(A run of records)
● ● ● ● ●

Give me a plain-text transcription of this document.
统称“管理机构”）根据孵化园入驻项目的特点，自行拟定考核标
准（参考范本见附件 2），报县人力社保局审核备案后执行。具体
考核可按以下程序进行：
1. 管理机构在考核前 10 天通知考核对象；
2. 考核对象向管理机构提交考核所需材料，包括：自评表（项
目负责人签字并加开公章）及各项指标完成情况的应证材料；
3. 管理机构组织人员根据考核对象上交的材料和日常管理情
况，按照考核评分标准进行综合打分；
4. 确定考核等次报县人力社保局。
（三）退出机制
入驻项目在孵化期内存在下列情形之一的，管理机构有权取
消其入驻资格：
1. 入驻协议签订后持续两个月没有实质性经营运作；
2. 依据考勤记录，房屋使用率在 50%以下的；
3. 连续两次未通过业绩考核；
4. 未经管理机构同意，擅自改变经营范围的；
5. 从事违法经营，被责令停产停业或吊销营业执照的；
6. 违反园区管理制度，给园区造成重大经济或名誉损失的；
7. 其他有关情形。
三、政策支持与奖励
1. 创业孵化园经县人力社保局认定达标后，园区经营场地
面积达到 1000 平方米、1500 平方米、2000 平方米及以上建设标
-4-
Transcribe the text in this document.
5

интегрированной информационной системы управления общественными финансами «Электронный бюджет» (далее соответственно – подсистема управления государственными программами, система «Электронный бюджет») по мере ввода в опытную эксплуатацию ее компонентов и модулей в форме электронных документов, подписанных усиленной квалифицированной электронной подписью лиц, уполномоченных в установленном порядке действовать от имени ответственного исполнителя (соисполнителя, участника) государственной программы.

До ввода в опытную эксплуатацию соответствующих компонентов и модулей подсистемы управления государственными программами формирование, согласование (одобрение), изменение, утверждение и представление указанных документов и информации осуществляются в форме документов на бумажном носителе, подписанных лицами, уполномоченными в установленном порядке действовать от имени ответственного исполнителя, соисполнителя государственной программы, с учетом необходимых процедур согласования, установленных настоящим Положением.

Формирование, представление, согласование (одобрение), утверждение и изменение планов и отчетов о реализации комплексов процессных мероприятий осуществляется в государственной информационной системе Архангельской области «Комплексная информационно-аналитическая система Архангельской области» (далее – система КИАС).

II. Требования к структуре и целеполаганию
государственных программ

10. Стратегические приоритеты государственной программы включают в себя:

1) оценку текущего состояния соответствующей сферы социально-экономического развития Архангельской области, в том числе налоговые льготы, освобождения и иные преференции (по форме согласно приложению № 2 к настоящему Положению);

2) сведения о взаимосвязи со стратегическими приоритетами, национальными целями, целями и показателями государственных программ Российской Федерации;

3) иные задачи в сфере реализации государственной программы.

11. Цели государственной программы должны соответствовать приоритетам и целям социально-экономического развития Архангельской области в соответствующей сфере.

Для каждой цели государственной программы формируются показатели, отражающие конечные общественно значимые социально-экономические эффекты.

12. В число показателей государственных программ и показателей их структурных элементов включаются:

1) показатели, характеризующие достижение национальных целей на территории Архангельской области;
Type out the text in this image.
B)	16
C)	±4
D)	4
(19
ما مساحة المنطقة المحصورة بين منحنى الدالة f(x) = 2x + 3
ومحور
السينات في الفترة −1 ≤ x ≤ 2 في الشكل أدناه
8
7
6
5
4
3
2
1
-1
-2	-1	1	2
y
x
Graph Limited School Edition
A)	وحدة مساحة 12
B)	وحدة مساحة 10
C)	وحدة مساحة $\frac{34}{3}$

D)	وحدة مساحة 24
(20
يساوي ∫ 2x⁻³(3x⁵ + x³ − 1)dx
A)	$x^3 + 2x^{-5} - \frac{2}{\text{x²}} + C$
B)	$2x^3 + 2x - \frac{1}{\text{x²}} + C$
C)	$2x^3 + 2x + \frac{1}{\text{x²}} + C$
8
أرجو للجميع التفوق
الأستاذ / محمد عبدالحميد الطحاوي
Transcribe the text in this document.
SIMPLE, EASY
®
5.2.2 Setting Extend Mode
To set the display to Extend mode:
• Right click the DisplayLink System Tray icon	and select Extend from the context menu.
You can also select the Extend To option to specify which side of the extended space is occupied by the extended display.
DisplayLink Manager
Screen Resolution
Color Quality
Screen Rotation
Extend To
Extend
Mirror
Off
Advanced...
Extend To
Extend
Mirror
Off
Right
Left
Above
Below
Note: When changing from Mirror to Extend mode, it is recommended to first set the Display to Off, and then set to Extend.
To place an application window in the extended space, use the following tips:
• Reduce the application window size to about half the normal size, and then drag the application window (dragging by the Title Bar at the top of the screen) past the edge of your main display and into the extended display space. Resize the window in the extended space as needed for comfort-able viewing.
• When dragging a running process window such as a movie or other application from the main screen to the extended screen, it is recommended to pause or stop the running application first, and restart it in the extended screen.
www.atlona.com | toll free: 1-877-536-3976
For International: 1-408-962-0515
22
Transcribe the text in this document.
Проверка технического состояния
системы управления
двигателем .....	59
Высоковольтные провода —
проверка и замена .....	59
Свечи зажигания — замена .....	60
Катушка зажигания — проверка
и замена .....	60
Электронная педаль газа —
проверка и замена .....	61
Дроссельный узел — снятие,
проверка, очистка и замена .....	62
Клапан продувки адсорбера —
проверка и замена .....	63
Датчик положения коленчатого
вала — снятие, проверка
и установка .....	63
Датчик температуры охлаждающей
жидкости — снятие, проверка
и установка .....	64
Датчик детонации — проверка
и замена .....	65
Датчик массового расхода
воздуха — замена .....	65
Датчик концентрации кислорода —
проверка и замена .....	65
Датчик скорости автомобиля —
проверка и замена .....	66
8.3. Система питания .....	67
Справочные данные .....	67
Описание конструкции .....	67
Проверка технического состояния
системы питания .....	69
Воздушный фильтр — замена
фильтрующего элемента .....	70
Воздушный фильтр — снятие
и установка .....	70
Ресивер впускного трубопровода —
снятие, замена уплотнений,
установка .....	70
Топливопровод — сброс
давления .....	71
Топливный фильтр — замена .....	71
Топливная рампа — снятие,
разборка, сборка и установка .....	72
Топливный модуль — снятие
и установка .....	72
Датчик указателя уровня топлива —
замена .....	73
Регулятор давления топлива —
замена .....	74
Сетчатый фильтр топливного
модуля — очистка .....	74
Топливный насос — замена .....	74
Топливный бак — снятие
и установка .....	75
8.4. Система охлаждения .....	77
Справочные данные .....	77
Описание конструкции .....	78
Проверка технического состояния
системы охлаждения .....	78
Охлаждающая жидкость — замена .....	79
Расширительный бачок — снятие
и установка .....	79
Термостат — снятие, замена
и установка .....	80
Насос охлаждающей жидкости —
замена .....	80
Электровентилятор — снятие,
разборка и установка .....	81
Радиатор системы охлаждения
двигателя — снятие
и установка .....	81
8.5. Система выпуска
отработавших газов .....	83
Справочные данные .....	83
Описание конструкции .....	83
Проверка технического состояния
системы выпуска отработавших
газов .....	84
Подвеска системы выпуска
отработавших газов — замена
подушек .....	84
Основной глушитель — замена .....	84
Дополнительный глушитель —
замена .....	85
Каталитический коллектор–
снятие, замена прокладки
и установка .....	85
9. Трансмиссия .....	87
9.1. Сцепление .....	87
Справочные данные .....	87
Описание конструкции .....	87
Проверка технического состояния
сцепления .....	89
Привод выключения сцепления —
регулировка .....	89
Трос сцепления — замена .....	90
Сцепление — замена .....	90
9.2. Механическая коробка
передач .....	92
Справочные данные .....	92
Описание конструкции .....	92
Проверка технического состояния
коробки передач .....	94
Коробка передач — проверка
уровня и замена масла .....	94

● ● ● ● ●

Provide the count, and nothing else, of lines in the data above where the word "топлива" occurs.

(Answer to the problem): 2